__Objective__:
Scan the listing that follows and report how many lines contain "text". Write the number alone.

(Excerpts from a figure dataset)
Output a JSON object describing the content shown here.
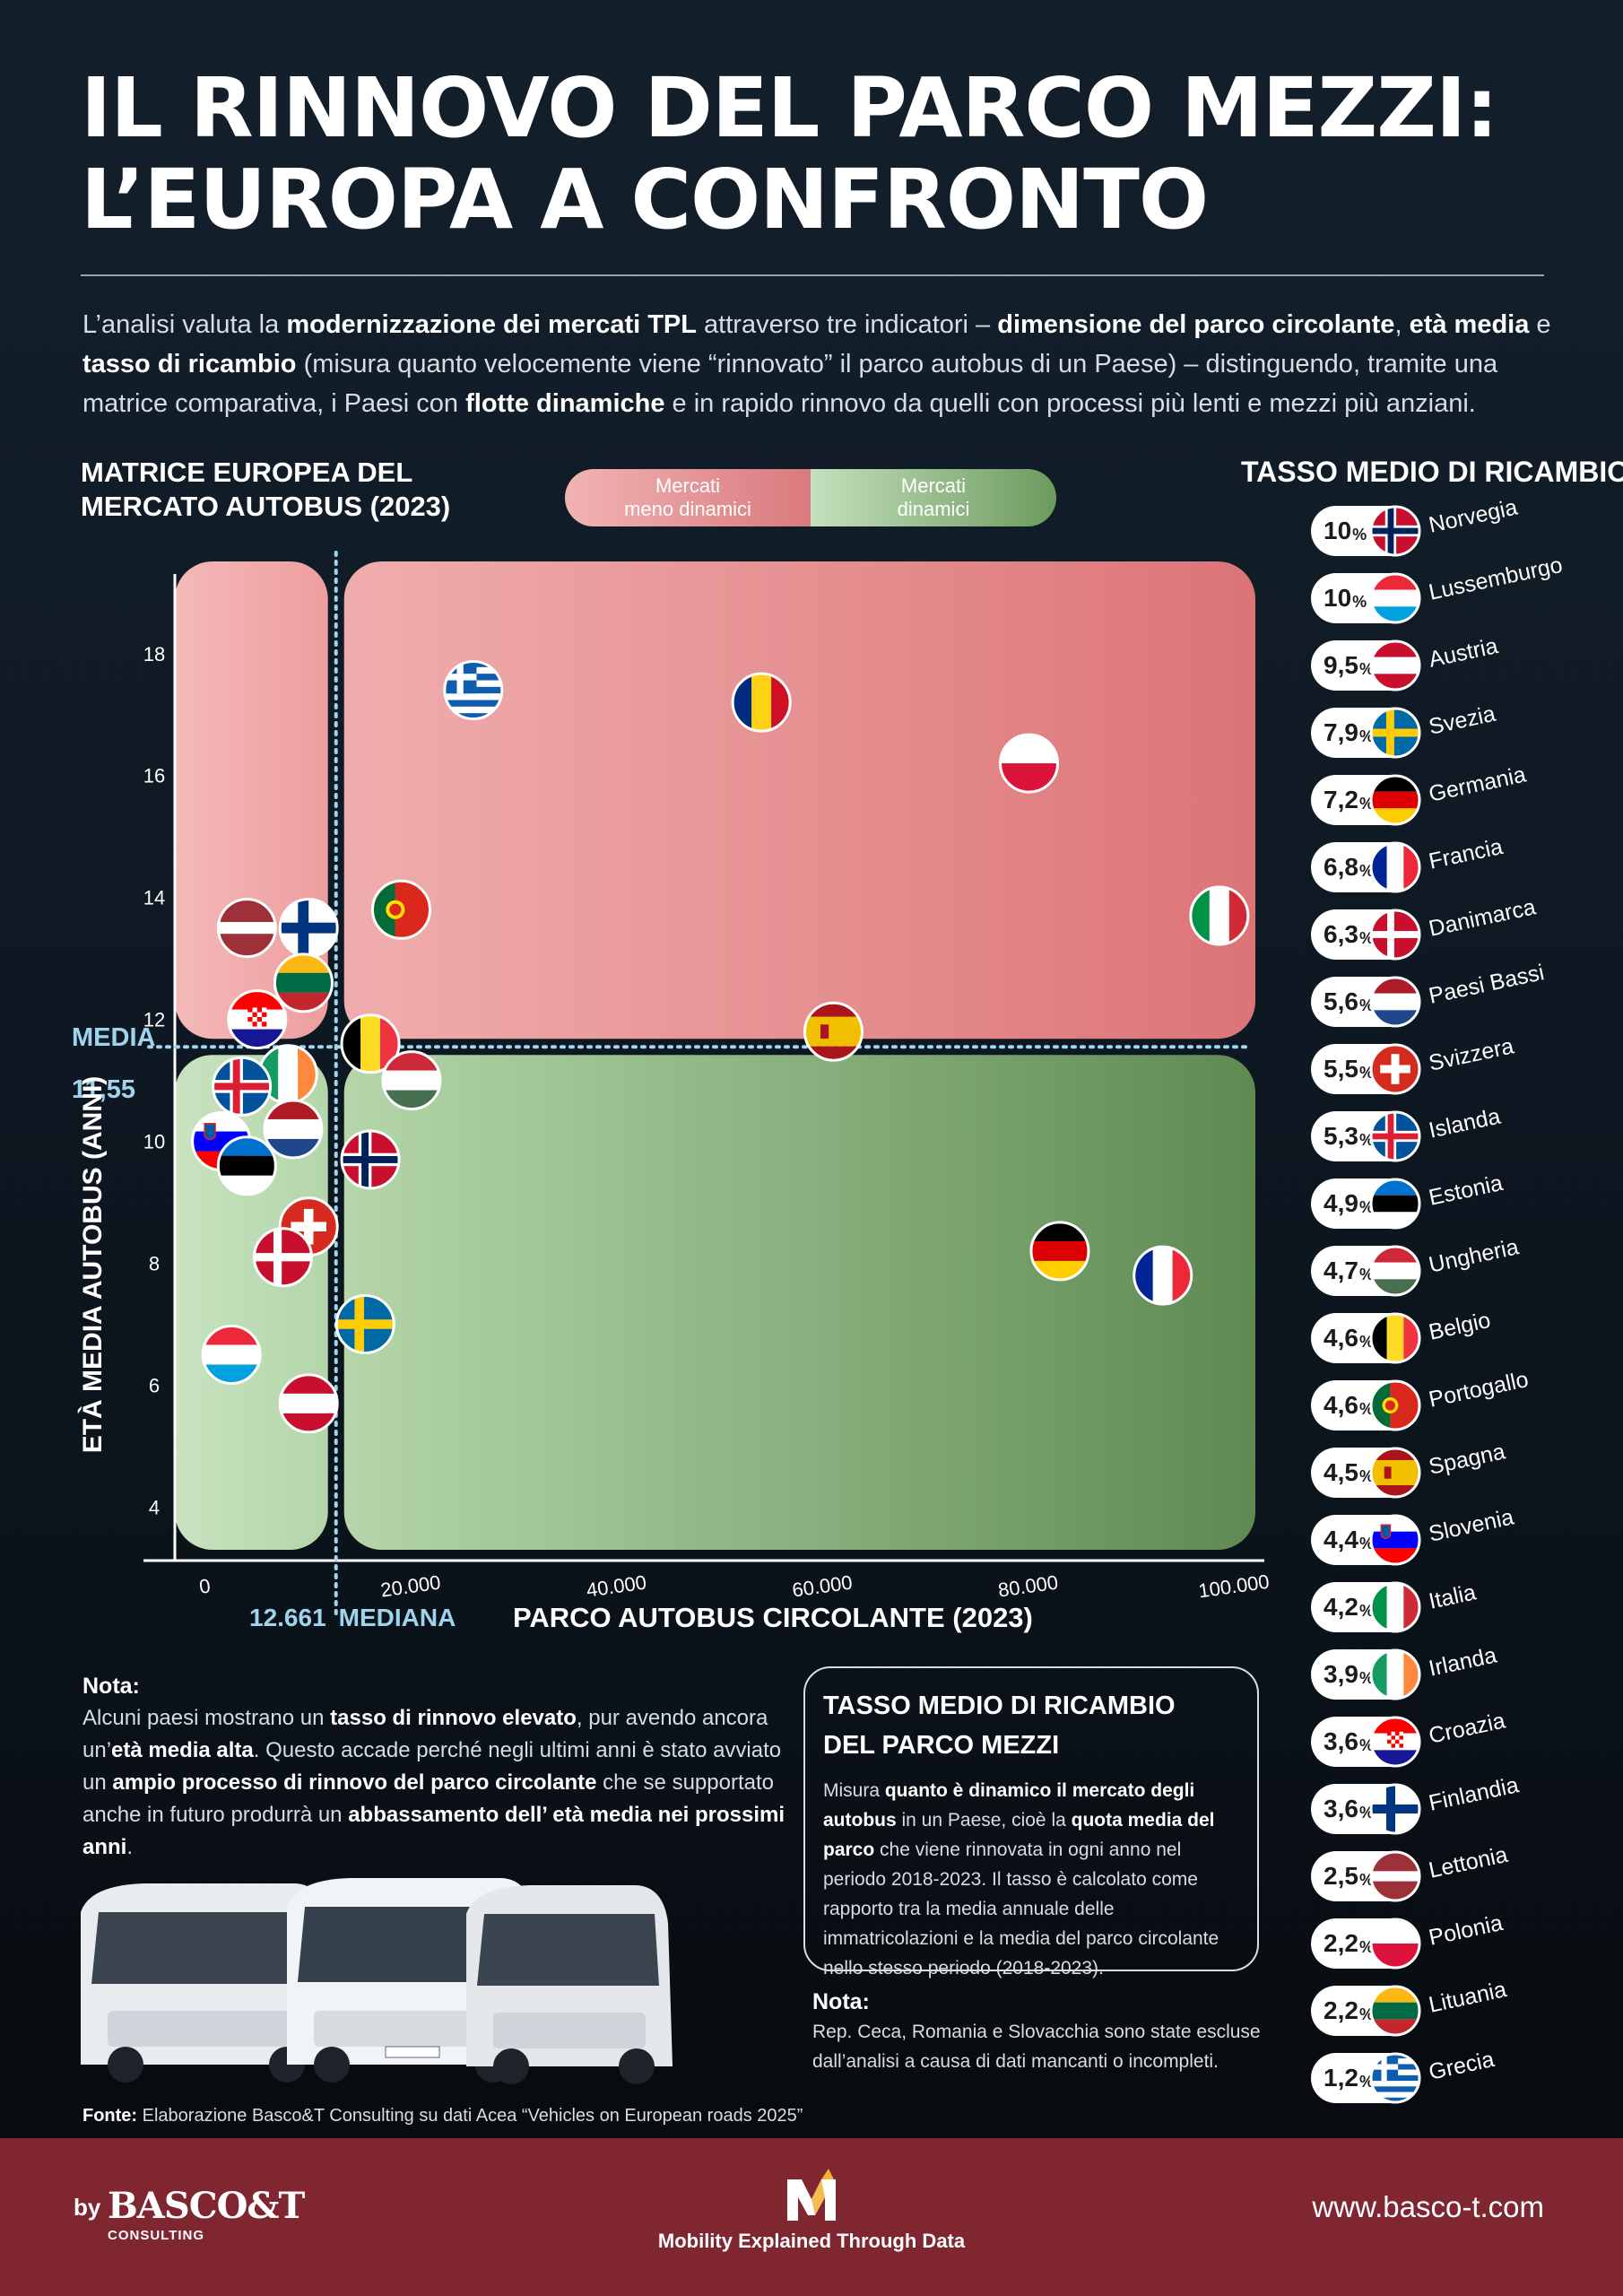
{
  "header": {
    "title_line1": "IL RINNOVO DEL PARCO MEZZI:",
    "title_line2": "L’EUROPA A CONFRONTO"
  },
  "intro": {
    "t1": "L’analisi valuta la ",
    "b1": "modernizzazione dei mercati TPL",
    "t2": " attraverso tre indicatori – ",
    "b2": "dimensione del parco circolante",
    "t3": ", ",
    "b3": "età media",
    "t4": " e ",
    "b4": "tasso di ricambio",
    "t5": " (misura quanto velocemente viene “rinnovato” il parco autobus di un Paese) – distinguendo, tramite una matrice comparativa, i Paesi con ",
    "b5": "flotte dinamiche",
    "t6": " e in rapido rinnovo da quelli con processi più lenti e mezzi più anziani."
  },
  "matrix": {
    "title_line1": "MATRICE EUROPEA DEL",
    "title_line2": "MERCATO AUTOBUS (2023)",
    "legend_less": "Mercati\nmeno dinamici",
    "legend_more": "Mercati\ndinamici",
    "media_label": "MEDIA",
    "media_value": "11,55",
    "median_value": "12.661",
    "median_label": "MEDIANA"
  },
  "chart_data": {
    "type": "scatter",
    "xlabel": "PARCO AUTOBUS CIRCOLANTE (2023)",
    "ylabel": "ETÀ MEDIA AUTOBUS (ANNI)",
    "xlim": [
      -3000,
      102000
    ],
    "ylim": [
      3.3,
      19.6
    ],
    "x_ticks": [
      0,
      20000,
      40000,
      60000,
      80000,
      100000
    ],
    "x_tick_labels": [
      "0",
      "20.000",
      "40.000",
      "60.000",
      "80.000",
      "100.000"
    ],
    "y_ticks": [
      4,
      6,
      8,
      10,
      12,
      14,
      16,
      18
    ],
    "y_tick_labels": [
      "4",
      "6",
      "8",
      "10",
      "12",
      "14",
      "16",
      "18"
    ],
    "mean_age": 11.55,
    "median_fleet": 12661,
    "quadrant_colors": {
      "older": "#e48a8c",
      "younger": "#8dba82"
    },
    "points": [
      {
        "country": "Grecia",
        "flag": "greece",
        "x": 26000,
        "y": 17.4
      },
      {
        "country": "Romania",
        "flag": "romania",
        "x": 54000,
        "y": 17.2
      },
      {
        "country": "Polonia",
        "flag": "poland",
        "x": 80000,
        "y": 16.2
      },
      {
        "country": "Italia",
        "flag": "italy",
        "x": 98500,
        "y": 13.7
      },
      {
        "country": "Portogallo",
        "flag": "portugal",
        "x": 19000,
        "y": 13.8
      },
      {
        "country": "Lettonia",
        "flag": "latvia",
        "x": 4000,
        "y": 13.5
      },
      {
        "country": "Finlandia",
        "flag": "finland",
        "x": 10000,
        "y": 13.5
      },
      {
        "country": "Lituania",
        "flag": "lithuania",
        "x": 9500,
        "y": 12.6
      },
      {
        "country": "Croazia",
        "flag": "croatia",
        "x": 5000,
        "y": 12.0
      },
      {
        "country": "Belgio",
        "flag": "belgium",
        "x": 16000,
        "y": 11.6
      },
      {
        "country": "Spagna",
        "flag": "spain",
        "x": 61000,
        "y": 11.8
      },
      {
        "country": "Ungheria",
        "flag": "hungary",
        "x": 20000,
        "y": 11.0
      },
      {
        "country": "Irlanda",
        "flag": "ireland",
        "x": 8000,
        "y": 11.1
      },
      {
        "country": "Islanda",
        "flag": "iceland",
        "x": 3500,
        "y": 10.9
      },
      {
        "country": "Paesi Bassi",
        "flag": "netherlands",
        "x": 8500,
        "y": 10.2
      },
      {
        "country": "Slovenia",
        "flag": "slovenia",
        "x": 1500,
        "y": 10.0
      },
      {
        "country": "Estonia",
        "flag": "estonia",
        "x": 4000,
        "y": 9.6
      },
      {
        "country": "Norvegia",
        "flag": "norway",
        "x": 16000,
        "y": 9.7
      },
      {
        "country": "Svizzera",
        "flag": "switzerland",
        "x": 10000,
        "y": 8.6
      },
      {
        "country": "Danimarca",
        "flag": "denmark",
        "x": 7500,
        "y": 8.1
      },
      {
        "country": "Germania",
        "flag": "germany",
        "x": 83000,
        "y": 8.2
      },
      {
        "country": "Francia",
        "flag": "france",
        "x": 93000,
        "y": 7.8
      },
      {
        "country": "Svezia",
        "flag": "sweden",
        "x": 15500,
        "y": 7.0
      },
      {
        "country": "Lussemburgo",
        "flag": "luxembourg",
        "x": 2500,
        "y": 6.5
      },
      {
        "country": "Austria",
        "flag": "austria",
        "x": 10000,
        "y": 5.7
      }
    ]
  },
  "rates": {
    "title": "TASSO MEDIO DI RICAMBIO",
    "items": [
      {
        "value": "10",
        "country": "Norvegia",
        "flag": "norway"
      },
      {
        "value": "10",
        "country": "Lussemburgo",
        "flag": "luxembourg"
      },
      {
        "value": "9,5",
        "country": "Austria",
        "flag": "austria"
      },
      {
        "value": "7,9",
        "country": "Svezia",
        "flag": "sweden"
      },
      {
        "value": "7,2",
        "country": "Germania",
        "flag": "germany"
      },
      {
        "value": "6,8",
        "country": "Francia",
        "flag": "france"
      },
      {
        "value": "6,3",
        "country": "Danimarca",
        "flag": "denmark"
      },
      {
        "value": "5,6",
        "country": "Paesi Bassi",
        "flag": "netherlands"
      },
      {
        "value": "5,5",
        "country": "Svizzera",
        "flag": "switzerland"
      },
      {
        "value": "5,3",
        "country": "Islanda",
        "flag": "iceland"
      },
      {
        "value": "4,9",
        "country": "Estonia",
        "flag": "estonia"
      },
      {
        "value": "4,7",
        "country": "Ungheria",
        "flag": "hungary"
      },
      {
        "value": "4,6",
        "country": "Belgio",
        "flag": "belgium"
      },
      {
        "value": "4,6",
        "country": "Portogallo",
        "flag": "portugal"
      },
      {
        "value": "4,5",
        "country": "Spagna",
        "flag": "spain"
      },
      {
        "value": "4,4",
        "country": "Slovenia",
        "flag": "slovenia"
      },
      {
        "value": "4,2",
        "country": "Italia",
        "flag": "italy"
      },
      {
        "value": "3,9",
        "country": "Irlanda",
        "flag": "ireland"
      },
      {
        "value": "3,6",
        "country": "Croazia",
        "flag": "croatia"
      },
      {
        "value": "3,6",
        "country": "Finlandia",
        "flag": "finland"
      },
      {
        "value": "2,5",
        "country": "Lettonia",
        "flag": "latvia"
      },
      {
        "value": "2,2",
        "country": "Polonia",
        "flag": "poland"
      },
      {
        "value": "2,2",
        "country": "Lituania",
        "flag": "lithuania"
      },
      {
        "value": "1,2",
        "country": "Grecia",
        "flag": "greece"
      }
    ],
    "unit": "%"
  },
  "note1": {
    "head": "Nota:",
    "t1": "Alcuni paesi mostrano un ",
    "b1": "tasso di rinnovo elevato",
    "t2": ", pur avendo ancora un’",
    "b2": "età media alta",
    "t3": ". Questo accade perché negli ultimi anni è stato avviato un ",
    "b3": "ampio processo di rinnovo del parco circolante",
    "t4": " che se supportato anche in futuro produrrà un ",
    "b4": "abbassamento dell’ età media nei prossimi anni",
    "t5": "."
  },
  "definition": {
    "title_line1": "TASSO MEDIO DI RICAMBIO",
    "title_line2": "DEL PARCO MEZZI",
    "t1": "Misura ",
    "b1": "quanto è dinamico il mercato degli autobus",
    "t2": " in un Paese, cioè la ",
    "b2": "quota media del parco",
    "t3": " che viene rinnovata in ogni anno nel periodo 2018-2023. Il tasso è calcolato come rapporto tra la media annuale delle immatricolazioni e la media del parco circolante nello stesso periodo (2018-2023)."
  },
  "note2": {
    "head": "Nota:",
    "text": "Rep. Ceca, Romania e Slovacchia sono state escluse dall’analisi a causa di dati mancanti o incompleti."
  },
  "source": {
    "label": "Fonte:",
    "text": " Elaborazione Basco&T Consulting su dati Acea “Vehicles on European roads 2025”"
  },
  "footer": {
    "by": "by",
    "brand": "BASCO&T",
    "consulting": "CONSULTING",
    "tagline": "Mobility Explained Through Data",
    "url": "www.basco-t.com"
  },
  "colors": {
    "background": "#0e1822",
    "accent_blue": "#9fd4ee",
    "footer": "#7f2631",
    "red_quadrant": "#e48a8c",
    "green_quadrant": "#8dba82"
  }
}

__Result of the task__:
2